(Data items)
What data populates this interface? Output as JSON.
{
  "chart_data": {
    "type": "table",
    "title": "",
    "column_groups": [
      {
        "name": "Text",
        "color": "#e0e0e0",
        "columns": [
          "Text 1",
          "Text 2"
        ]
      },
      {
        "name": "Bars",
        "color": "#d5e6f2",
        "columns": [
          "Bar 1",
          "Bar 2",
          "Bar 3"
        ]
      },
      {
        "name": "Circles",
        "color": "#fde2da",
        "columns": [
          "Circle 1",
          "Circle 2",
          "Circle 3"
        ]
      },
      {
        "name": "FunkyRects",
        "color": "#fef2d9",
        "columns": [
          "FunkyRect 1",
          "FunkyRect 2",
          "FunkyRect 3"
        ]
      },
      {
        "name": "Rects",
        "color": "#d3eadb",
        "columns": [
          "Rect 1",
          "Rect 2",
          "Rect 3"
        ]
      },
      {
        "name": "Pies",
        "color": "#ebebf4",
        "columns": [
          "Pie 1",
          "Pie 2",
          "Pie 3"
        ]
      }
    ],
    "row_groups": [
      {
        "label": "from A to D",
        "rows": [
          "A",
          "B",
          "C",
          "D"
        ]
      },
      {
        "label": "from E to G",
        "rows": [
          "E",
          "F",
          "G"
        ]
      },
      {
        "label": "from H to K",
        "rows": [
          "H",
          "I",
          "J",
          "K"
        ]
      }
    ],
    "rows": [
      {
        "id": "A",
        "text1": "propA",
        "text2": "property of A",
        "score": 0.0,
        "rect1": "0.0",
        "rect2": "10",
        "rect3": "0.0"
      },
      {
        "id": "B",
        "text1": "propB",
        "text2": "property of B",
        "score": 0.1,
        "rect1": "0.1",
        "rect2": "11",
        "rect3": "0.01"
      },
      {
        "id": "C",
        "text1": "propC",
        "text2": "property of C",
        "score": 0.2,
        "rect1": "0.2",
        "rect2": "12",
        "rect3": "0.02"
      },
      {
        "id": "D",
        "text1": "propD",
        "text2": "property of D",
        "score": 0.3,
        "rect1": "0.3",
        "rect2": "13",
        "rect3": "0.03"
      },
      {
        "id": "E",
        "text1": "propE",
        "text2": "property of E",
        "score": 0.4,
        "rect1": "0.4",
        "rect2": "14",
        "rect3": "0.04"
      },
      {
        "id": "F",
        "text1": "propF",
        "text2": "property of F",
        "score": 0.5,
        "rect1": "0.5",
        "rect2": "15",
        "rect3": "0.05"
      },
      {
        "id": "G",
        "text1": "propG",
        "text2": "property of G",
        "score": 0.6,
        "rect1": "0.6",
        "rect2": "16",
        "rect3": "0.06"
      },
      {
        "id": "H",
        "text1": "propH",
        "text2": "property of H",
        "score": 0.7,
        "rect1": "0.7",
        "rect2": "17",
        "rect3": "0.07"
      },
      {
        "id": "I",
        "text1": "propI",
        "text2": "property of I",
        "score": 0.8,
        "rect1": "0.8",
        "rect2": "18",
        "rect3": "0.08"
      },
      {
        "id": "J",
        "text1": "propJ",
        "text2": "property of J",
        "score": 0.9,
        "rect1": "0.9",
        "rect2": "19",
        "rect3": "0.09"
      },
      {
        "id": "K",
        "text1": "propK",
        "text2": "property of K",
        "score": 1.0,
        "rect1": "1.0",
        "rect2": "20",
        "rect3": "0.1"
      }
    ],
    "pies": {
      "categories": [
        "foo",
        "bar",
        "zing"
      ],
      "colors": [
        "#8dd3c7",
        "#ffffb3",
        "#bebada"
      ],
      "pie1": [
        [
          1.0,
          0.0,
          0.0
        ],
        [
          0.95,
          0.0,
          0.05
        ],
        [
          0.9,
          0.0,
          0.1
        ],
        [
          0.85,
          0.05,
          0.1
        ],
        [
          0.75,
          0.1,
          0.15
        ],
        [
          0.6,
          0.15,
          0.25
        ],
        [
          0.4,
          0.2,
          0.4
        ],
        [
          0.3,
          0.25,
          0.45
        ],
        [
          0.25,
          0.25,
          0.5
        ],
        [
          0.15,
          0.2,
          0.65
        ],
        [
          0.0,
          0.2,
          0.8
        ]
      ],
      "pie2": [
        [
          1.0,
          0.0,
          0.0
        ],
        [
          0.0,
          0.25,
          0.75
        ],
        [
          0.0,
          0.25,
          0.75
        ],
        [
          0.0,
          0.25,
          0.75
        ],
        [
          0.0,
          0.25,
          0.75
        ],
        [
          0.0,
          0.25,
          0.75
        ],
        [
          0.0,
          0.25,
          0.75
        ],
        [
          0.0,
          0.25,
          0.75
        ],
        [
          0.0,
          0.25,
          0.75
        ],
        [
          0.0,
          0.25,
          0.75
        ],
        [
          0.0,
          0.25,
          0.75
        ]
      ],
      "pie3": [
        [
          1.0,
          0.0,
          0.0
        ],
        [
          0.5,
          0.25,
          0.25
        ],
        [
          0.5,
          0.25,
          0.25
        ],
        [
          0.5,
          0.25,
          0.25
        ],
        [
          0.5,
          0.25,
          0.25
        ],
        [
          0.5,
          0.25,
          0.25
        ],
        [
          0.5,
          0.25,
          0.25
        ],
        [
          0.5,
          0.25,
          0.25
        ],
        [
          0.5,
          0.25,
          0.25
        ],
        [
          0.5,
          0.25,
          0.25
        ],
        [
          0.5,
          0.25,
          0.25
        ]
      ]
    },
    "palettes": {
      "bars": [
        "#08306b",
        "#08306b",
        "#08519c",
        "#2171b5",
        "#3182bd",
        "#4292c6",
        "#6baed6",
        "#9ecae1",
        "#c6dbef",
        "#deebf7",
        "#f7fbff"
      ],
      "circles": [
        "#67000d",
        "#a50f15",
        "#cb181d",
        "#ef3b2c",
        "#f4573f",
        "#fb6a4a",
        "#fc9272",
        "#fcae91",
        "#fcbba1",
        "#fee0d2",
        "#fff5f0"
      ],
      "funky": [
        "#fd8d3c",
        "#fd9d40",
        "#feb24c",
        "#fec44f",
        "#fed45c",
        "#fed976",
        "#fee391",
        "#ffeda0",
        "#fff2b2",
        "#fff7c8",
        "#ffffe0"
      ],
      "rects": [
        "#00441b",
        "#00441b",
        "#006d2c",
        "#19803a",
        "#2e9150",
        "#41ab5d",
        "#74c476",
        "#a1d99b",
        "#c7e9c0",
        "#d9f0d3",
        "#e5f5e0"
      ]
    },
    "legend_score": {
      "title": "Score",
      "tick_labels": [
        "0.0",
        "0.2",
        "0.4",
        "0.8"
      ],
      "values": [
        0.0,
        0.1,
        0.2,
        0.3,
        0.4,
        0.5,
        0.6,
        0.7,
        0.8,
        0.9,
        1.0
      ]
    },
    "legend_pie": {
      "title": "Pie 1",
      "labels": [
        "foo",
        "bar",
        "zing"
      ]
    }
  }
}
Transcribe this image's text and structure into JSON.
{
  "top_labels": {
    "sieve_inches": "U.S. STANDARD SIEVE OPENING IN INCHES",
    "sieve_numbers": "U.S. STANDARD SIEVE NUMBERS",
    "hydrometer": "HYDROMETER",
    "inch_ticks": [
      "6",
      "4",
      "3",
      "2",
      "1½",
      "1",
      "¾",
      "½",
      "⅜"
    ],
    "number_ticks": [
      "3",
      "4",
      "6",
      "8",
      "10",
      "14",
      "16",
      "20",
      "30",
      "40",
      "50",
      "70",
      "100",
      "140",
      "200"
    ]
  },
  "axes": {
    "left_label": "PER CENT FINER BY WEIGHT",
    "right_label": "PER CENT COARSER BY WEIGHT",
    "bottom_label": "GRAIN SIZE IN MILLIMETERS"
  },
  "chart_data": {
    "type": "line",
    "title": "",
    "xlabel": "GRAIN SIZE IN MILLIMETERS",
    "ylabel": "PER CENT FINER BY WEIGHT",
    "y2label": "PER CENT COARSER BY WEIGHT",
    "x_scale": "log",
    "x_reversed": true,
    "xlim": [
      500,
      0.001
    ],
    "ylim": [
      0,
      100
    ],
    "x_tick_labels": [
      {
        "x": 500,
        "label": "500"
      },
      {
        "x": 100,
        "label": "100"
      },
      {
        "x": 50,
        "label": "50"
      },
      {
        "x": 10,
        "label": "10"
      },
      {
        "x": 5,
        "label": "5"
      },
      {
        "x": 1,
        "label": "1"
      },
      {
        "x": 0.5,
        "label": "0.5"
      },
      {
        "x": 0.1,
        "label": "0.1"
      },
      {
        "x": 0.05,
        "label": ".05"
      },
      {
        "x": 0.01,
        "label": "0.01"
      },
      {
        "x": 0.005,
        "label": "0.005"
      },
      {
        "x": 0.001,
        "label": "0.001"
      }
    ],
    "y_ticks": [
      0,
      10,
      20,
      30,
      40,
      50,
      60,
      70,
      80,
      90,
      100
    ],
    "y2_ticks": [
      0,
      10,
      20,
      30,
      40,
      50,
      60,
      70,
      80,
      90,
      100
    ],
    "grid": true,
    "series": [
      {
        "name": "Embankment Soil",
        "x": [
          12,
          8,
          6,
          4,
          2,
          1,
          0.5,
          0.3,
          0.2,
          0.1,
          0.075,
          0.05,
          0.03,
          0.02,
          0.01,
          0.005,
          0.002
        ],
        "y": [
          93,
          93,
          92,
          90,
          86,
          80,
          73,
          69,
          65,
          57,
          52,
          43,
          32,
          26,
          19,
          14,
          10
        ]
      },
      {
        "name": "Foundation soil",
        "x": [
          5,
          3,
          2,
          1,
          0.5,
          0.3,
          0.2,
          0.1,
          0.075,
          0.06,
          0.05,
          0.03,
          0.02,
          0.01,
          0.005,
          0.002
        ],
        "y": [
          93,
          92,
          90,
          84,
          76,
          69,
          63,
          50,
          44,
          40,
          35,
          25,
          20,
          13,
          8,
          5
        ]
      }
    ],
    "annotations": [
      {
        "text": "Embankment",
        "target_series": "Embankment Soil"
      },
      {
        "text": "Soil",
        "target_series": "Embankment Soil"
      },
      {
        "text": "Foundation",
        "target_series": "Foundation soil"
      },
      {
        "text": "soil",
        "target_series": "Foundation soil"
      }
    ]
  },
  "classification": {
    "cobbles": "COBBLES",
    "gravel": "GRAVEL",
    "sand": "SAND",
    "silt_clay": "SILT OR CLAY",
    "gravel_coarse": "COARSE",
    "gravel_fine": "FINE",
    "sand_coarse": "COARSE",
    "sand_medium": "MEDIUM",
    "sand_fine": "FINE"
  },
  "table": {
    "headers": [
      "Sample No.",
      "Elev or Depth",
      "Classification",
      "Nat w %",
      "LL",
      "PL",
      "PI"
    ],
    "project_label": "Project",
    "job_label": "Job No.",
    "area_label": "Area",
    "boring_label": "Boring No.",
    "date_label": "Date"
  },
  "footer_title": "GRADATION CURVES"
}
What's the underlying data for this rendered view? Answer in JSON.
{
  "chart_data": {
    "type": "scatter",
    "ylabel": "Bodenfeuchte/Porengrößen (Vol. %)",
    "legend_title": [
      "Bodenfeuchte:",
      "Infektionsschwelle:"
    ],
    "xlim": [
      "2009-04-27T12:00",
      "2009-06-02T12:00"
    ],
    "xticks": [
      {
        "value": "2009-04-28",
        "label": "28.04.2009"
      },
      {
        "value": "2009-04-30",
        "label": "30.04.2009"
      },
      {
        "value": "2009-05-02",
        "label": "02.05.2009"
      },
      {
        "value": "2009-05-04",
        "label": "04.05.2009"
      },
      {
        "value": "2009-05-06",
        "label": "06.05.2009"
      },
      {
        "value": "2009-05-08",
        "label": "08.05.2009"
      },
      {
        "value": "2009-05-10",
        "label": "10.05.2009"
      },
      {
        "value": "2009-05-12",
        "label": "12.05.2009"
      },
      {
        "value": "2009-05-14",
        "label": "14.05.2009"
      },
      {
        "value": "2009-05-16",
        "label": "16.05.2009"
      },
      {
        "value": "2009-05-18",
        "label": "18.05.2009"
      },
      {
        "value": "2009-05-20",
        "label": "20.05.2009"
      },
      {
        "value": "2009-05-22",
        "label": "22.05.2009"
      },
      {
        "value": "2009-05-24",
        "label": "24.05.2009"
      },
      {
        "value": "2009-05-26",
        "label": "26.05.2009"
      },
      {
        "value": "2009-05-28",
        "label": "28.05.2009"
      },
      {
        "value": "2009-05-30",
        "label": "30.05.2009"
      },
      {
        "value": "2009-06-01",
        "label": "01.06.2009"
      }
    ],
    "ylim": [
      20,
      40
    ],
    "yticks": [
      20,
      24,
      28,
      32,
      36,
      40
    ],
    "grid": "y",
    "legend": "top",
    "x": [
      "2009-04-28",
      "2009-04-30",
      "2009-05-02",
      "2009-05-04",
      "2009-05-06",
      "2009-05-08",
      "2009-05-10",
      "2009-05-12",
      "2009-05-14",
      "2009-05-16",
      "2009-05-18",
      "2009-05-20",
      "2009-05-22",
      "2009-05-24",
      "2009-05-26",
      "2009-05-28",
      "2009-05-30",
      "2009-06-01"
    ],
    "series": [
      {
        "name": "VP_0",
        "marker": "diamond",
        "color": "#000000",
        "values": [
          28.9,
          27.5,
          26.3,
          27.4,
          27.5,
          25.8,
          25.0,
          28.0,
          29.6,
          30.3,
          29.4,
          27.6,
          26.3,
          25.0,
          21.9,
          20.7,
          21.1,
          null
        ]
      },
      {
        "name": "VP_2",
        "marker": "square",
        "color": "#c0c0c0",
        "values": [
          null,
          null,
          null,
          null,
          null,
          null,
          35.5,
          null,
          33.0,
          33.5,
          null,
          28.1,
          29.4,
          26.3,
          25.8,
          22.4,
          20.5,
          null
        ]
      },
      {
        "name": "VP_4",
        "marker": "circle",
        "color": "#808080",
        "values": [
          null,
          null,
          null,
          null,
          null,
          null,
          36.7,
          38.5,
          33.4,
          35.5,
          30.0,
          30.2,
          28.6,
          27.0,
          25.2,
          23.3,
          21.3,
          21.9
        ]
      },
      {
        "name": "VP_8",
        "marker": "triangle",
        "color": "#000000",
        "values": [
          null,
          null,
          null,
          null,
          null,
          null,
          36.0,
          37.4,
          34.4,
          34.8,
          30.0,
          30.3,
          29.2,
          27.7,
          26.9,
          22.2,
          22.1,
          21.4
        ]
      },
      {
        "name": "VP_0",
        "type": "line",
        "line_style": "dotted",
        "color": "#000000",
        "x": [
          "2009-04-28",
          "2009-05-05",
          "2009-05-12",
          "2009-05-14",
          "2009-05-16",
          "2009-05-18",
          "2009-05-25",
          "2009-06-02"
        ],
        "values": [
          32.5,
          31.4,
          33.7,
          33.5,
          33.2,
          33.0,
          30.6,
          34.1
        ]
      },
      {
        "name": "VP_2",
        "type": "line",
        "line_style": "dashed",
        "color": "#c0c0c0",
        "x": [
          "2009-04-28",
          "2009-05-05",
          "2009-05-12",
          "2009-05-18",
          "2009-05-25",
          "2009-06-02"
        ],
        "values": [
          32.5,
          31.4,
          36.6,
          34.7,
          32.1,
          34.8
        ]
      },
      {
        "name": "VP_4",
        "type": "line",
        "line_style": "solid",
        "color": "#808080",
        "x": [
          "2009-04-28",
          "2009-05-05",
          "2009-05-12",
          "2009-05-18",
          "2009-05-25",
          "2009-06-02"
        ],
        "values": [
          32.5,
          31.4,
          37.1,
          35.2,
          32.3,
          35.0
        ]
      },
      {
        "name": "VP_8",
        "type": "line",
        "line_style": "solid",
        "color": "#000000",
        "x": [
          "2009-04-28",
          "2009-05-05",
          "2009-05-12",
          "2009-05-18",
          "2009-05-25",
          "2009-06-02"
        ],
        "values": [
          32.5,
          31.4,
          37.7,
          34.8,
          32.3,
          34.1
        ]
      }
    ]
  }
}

(STATED EXERCISE) Pull out all lines from the entries above in which the word "SIEVE" appears.

(ANSWER TO THIS EXERCISE)
    "sieve_inches": "U.S. STANDARD SIEVE OPENING IN INCHES",
    "sieve_numbers": "U.S. STANDARD SIEVE NUMBERS",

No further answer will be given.